[start Record excerpts]

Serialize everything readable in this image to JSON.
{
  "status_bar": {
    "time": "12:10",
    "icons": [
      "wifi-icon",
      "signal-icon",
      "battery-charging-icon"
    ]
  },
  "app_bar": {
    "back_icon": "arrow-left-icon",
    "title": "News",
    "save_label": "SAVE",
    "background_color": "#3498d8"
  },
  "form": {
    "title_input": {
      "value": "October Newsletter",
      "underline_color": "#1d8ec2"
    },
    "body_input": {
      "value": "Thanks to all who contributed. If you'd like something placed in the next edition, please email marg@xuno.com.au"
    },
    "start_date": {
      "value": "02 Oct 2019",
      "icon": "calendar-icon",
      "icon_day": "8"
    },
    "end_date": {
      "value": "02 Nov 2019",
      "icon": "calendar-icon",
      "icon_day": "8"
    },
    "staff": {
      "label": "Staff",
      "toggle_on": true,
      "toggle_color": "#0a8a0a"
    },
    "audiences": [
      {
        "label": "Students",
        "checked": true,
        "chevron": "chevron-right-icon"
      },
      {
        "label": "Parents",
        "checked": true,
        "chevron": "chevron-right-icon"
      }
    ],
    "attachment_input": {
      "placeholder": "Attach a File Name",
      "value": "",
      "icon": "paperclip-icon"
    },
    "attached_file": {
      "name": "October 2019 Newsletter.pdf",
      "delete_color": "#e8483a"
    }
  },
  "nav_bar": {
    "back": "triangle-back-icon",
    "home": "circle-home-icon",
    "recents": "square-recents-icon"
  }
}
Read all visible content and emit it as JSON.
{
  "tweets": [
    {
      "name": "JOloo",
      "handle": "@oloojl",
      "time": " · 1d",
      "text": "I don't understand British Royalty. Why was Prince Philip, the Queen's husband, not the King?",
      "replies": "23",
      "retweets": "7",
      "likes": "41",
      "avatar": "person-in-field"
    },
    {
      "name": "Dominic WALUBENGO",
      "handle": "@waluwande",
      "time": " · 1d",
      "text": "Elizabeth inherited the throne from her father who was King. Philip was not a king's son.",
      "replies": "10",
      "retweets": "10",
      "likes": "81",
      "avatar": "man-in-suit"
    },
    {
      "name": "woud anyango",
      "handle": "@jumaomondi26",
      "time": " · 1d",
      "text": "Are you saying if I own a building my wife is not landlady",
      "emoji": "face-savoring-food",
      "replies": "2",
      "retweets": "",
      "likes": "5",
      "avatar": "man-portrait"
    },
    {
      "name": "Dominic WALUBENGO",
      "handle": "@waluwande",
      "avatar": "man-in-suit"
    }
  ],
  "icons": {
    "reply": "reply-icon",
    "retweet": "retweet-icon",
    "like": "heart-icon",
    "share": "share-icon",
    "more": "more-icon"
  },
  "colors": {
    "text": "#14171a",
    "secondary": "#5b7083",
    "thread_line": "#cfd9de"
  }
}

[end Record excerpts]

* **Exercise brief**: From the records above, pull out every line containing the word "value".

* **Answer to the task**:
      "value": "October Newsletter",
      "value": "Thanks to all who contributed. If you'd like something placed in the next edition, please email marg@xuno.com.au"
      "value": "02 Oct 2019",
      "value": "02 Nov 2019",
      "value": "",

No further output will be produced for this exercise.